• _Aim_
Isolate every line in the data with the string "Differential" and copy it.

• _Data extract_
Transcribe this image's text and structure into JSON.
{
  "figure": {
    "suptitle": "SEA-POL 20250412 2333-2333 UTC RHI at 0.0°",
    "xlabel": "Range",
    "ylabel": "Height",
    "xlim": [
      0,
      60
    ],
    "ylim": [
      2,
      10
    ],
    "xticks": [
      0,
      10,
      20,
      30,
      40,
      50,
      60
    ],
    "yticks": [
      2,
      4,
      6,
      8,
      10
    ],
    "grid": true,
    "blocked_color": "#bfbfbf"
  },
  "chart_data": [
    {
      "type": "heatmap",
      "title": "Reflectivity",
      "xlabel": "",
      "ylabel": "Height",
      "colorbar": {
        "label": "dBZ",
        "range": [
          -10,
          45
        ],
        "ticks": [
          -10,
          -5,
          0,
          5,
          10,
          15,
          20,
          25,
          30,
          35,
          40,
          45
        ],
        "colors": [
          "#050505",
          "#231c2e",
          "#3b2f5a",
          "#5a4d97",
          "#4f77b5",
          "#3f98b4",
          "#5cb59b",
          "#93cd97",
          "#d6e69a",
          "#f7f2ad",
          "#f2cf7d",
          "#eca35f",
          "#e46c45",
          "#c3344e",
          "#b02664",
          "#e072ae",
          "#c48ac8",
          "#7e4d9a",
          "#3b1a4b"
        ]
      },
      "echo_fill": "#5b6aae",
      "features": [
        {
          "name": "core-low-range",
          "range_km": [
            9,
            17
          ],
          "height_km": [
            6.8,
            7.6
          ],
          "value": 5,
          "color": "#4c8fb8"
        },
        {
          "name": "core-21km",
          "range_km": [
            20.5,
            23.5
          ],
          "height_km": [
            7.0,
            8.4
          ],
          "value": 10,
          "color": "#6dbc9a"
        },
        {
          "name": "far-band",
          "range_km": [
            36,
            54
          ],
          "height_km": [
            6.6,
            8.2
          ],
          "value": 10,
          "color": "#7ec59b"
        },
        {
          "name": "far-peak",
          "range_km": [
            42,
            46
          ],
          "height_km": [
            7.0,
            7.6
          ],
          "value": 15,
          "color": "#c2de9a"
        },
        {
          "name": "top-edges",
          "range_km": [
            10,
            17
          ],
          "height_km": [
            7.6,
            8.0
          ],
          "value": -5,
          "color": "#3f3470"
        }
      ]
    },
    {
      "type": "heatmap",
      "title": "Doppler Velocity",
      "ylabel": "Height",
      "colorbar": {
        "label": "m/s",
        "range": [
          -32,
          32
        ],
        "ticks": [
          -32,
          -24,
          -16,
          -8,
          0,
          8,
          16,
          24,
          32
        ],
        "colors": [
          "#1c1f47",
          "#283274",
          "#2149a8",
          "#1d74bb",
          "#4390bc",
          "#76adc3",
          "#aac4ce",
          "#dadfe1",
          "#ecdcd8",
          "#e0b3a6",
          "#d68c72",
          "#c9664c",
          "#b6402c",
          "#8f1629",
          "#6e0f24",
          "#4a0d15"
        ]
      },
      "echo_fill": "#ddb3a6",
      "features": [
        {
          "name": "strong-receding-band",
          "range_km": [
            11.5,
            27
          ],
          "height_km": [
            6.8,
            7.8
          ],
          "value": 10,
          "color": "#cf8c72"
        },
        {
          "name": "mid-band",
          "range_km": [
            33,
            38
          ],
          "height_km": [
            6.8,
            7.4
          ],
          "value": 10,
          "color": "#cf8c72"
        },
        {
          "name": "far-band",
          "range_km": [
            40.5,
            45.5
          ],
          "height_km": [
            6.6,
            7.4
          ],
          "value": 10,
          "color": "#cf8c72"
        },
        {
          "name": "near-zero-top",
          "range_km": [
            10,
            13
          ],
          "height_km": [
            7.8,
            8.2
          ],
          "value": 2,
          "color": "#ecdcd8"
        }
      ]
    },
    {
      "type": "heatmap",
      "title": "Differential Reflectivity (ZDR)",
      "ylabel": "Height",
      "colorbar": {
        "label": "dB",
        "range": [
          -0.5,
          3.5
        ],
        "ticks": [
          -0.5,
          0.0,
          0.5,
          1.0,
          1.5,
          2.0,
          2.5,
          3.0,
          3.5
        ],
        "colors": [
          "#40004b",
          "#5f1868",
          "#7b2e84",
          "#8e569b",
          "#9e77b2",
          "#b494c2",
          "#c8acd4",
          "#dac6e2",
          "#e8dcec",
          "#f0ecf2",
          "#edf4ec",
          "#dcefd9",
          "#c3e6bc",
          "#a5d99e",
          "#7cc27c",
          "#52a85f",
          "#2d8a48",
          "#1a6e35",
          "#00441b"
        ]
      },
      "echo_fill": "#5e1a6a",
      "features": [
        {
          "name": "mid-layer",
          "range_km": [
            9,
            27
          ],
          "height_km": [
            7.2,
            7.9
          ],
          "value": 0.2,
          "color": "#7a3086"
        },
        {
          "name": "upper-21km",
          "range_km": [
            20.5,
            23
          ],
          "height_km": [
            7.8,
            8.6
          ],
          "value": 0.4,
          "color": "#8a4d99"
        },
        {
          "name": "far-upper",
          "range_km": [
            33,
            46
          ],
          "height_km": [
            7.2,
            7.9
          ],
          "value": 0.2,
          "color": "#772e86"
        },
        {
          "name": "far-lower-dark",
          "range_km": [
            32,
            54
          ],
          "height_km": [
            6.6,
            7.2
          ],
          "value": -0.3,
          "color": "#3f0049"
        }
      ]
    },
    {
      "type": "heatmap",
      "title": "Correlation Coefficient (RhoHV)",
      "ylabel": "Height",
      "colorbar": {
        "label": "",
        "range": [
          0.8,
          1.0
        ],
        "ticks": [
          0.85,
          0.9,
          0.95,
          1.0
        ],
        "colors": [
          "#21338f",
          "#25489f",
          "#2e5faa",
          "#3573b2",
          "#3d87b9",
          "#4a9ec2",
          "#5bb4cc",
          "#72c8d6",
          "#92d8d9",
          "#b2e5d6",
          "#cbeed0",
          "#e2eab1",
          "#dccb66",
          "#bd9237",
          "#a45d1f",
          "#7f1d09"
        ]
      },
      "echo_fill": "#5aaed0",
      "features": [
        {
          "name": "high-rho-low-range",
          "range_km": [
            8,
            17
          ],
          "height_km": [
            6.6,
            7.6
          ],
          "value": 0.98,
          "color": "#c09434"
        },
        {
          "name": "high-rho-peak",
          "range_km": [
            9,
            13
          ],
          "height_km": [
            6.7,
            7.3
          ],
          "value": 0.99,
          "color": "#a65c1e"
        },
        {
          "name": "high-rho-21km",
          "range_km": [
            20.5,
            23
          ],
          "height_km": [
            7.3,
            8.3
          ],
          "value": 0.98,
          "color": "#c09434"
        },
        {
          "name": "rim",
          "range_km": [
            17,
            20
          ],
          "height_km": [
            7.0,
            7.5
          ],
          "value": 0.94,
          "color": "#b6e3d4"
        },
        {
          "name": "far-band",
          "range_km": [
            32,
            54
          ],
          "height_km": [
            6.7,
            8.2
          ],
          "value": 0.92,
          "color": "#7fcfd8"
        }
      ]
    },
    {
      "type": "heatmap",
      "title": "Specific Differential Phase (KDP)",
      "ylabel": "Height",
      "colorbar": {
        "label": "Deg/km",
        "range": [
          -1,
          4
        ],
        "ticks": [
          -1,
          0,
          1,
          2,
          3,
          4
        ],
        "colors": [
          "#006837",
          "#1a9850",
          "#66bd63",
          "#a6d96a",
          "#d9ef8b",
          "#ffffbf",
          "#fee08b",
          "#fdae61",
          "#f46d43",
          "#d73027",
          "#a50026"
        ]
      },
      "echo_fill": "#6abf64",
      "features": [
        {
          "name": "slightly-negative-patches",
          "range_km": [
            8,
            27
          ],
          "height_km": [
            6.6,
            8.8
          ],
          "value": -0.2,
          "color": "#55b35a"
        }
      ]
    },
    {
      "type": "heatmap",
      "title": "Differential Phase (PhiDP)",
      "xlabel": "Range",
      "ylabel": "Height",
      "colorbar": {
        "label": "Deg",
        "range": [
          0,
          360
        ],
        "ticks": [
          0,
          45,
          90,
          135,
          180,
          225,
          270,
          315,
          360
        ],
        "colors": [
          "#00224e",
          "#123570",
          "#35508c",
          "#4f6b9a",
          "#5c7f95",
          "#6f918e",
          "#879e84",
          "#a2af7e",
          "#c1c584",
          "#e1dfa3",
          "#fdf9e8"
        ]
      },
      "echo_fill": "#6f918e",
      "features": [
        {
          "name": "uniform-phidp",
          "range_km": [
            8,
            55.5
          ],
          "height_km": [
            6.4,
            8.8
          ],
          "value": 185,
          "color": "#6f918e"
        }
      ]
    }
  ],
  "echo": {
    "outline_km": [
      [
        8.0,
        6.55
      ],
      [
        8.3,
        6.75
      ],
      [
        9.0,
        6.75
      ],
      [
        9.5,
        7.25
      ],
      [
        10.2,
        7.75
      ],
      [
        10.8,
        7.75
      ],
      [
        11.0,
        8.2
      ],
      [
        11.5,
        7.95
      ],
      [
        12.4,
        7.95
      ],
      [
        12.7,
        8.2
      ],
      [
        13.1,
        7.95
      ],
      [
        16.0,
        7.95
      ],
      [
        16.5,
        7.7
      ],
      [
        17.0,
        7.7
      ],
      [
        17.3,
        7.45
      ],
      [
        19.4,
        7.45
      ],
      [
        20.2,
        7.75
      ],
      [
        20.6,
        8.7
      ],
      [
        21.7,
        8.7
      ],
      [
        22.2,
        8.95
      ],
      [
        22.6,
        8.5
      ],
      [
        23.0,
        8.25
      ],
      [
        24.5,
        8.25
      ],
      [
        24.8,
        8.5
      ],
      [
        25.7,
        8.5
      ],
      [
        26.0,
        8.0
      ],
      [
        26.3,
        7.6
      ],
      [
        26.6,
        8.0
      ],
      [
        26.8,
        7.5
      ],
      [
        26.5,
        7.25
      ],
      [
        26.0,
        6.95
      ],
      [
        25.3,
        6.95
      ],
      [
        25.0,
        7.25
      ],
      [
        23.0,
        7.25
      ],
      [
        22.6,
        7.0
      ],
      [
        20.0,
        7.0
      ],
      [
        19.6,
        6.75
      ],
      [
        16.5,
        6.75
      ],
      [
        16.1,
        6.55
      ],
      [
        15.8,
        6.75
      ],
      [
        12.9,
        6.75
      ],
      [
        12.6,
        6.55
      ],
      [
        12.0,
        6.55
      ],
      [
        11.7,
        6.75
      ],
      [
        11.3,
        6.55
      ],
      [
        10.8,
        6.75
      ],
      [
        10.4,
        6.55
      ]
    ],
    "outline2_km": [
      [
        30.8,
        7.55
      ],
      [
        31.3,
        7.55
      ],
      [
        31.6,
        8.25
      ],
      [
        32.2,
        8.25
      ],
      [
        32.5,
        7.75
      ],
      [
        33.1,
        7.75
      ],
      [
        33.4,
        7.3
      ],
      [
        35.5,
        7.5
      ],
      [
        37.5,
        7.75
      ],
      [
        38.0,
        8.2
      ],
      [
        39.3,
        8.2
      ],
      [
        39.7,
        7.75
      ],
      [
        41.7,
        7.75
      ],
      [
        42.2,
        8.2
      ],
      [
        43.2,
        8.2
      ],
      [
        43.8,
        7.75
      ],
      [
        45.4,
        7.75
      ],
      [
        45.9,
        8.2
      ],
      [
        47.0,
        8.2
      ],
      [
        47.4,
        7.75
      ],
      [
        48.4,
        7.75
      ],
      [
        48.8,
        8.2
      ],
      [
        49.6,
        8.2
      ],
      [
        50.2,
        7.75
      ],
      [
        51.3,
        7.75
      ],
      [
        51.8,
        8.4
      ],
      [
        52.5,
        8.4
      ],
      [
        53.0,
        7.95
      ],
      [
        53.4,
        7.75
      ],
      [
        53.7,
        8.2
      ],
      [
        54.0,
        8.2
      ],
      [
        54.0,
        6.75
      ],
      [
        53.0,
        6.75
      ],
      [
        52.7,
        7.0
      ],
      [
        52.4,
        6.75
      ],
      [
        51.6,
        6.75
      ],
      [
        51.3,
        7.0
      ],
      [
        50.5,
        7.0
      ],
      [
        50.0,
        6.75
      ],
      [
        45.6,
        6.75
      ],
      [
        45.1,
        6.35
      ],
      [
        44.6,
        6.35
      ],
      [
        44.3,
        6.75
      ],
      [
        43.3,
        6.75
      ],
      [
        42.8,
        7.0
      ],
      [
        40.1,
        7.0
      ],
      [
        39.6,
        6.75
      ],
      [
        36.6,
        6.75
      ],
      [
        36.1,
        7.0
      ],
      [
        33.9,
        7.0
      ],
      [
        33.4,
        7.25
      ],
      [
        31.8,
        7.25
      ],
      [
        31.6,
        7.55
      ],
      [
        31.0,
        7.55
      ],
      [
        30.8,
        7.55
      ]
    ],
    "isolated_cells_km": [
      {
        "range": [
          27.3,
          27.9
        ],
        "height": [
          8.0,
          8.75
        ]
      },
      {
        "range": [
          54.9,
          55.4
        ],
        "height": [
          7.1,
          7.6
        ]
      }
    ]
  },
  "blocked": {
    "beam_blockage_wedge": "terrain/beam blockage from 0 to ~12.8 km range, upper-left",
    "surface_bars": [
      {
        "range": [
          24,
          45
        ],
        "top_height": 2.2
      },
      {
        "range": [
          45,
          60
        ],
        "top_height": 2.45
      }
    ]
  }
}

• _Answer_
      "title": "Differential Reflectivity (ZDR)",
      "title": "Specific Differential Phase (KDP)",
      "title": "Differential Phase (PhiDP)",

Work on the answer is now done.